Teks Bacaan

"""

ID Realita– APBD Pati untuk tahun 2025, ditetapkan oleh PJ Bupati Pati bersama DPRD pada bulan Desember 2024. Sementara sebulan sebelum penetapan anggaran, pada November 2024, Sudewo telah memenangkan Pilkada Bupati  berdasarkan perhitungan KPUD Pati.

‎Meski belum sah dilantik, Sudewo sudah mengintervensi pemerintahan dengan meminta Kepala BPKAD saat itu, Sukardi, agar sebagian anggaran tidak dicairkan sampai ia resmi menjabat. Hal ini terungkap dalam sidang Pansus Hak Angket Pemakzulan Bupati Pati Sudewo di DPRD yang menghadirkan mantan Kepala BPKAD, Sukardi.

‎Perintah tersebut membuat sejumlah proyek terhenti, membingungkan pejabat, dan menimbulkan ketidakpastian di lapangan.

‎Dari awal, mental preman Sudewo untuk membegal anggaran sudah terlihat. Dengan arogan mengabaikan ketetapan yang telah disepakati bersama. Tidak menghormati proses demokratis yang telah dilewati dari Musrenbangdes hingga Musrenbang kabupaten.

‎Setelah resmi menjabat Bupati pada Februari 2025, Sudewo langsung melakukan realokasi anggaran besar-besaran, mengumpulkan semua pos yang bisa ditunda dengan dalih efisiensi.

‎Babak berikutnya lebih dramatis. Baru ketahuan kemana anggaran masing-masing OPD dialihkan Sudewo. Maret 2025, terbit Perbup No. 5/2025 sebagai penjabaran APBD. Lalu Juli 2025, dalam Perubahan APBD, muncul anggaran infrastruktur jalan melonjak gila-gilaan, dari Rp40 miliar menjadi Rp330 miliar. Kenaikan hampir tujuh kali lipat ini diambil dari pemangkasan 80 persen anggaran OPD lain. Artinya, sekolah, puskesmas, dan pelayanan sosial—semua dipotong demi betonisasi jalan ala Sudewo.

"""

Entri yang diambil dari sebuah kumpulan
"""

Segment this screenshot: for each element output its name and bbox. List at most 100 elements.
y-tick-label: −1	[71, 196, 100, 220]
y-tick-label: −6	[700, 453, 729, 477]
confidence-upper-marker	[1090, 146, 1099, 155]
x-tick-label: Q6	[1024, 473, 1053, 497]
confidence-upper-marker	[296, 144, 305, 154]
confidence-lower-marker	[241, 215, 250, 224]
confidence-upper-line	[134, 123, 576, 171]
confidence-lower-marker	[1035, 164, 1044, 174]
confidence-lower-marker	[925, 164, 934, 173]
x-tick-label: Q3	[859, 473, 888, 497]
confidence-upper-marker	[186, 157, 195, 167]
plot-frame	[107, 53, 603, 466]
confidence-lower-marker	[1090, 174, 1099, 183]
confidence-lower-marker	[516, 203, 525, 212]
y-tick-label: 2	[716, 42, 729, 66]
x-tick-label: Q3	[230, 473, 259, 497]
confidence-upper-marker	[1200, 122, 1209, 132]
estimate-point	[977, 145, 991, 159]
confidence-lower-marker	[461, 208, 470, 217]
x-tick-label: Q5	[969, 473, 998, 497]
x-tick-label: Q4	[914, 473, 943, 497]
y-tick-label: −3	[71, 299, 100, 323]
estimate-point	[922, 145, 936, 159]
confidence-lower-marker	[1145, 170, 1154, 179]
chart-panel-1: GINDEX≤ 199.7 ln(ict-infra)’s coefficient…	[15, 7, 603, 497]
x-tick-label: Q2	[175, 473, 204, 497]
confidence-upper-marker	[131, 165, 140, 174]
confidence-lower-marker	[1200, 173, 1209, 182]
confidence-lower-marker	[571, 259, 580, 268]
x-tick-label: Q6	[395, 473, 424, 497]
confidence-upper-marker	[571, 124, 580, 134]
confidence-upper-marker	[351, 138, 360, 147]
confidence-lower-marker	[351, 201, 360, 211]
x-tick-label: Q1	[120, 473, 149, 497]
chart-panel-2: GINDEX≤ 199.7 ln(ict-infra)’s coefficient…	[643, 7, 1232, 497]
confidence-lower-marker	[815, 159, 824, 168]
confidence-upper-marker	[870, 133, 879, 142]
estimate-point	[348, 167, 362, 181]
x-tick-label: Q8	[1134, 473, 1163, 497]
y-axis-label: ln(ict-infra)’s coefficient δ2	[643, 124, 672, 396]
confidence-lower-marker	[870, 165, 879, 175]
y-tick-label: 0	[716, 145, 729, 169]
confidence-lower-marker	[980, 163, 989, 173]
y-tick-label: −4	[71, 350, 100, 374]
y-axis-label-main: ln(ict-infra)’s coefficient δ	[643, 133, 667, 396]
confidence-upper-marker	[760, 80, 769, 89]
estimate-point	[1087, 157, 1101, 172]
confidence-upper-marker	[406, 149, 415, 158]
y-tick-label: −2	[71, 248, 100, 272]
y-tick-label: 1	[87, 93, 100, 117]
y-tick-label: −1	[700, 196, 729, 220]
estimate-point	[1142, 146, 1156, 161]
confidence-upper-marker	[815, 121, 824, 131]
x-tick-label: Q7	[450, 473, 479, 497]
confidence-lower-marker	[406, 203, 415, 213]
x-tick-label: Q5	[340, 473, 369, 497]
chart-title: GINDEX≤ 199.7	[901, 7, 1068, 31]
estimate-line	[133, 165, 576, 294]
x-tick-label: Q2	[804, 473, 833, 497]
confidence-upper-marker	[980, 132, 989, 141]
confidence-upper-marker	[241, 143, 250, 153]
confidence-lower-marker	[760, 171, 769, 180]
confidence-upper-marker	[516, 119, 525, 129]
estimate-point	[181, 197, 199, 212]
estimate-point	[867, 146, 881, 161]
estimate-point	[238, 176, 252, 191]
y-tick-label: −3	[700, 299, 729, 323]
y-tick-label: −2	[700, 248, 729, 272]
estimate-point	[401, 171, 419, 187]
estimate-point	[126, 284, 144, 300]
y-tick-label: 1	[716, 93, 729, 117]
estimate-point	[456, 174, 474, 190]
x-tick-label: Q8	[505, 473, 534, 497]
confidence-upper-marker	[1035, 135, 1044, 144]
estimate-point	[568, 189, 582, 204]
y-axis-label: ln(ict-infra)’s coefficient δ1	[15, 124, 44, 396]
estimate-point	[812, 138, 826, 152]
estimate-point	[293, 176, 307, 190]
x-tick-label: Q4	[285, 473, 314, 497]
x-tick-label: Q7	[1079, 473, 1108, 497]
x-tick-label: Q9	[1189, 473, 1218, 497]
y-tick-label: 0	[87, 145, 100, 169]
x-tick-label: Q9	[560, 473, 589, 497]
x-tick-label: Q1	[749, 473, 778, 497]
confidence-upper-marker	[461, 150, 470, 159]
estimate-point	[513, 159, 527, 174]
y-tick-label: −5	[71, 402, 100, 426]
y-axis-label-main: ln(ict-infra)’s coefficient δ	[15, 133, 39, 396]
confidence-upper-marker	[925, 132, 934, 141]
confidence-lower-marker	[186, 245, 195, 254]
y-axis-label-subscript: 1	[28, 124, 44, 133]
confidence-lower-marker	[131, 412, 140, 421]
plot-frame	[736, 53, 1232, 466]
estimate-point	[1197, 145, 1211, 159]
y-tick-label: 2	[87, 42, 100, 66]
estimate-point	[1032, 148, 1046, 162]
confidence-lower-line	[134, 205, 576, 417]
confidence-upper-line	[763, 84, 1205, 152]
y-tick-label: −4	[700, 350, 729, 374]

"""

Perintah Tugas
Dalam bacaan tentang APBD Pati, anggaran infrastruktur jalan naik dari berapa menjadi berapa pada Perubahan APBD Juli 2025? Catatan tersebut tidak diperlukan.

Jawaban Latihan
Dari Rp40 miliar menjadi Rp330 miliar.